━━━ Data entries ━━━

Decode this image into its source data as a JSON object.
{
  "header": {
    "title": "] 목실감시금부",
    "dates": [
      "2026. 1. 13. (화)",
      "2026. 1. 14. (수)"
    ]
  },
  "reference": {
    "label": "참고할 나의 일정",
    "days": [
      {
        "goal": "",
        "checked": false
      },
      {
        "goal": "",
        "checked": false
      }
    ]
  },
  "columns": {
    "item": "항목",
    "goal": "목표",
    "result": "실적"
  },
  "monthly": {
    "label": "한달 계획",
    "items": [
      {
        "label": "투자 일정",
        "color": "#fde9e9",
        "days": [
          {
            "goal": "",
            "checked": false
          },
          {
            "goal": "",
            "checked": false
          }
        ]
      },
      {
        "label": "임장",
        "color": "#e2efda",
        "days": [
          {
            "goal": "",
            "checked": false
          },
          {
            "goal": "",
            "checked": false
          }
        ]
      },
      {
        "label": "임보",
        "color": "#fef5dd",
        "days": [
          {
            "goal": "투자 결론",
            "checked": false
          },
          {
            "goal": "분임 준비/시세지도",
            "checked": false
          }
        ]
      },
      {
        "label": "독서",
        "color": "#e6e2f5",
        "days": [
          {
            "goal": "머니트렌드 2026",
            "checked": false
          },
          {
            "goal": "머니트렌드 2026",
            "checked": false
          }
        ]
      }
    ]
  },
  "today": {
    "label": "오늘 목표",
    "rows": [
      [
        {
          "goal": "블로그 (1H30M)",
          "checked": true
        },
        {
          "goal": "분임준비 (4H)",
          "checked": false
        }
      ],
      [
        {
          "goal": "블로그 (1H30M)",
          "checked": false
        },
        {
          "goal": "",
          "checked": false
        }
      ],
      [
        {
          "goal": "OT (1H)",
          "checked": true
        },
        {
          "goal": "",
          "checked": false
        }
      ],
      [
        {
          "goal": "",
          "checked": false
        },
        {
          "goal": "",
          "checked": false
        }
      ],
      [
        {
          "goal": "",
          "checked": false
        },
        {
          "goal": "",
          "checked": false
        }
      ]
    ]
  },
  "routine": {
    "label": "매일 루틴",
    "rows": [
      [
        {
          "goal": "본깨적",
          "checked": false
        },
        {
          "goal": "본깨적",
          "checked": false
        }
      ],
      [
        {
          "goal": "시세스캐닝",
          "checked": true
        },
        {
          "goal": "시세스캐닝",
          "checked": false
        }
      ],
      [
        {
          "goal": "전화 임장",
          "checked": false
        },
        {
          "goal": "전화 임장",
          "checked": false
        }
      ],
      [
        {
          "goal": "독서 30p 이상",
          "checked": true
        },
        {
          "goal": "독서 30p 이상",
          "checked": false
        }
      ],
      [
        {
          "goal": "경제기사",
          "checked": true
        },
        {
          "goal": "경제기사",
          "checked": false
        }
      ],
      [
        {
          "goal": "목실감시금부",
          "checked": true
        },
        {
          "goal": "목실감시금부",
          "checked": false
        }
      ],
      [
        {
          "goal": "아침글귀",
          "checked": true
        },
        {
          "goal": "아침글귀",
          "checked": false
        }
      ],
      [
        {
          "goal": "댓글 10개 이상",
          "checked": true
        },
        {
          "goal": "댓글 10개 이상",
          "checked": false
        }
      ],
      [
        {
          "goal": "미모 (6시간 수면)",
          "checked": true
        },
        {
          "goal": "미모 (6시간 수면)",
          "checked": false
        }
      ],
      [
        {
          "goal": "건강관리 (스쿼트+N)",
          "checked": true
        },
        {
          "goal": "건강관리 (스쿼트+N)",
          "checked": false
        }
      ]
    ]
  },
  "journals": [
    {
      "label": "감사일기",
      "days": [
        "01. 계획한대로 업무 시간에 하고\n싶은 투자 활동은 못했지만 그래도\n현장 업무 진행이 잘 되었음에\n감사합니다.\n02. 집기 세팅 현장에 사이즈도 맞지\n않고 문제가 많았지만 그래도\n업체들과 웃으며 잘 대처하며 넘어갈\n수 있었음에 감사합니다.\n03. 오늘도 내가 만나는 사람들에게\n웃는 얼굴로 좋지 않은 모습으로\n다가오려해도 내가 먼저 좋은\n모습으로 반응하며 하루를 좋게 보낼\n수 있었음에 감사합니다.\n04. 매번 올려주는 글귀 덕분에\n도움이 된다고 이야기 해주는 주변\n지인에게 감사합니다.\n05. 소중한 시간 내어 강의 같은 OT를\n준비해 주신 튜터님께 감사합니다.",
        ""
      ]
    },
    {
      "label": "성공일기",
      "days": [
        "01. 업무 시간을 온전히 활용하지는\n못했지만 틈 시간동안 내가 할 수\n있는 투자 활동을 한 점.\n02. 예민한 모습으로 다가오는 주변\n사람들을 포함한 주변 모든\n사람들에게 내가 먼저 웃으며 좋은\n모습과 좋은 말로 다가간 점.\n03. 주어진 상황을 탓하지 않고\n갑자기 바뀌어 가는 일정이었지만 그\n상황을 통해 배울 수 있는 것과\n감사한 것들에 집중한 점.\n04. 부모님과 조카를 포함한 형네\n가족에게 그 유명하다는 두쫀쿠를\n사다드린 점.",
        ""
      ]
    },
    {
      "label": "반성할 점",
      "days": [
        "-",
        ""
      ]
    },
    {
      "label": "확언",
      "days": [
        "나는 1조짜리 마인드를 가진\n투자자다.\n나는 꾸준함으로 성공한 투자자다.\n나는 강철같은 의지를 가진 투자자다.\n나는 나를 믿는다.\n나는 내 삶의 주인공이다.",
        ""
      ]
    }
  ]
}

━━━

» **Task description**
Scan the lines above for "모습으로", then copy every one that has it.

» **Solution to this problem**
        "01. 계획한대로 업무 시간에 하고\n싶은 투자 활동은 못했지만 그래도\n현장 업무 진행이 잘 되었음에\n감사합니다.\n02. 집기 세팅 현장에 사이즈도 맞지\n않고 문제가 많았지만 그래도\n업체들과 웃으며 잘 대처하며 넘어갈\n수 있었음에 감사합니다.\n03. 오늘도 내가 만나는 사람들에게\n웃는 얼굴로 좋지 않은 모습으로\n다가오려해도 내가 먼저 좋은\n모습으로 반응하며 하루를 좋게 보낼\n수 있었음에 감사합니다.\n04. 매번 올려주는 글귀 덕분에\n도움이 된다고 이야기 해주는 주변\n지인에게 감사합니다.\n05. 소중한 시간 내어 강의 같은 OT를\n준비해 주신 튜터님께 감사합니다.",
        "01. 업무 시간을 온전히 활용하지는\n못했지만 틈 시간동안 내가 할 수\n있는 투자 활동을 한 점.\n02. 예민한 모습으로 다가오는 주변\n사람들을 포함한 주변 모든\n사람들에게 내가 먼저 웃으며 좋은\n모습과 좋은 말로 다가간 점.\n03. 주어진 상황을 탓하지 않고\n갑자기 바뀌어 가는 일정이었지만 그\n상황을 통해 배울 수 있는 것과\n감사한 것들에 집중한 점.\n04. 부모님과 조카를 포함한 형네\n가족에게 그 유명하다는 두쫀쿠를\n사다드린 점.",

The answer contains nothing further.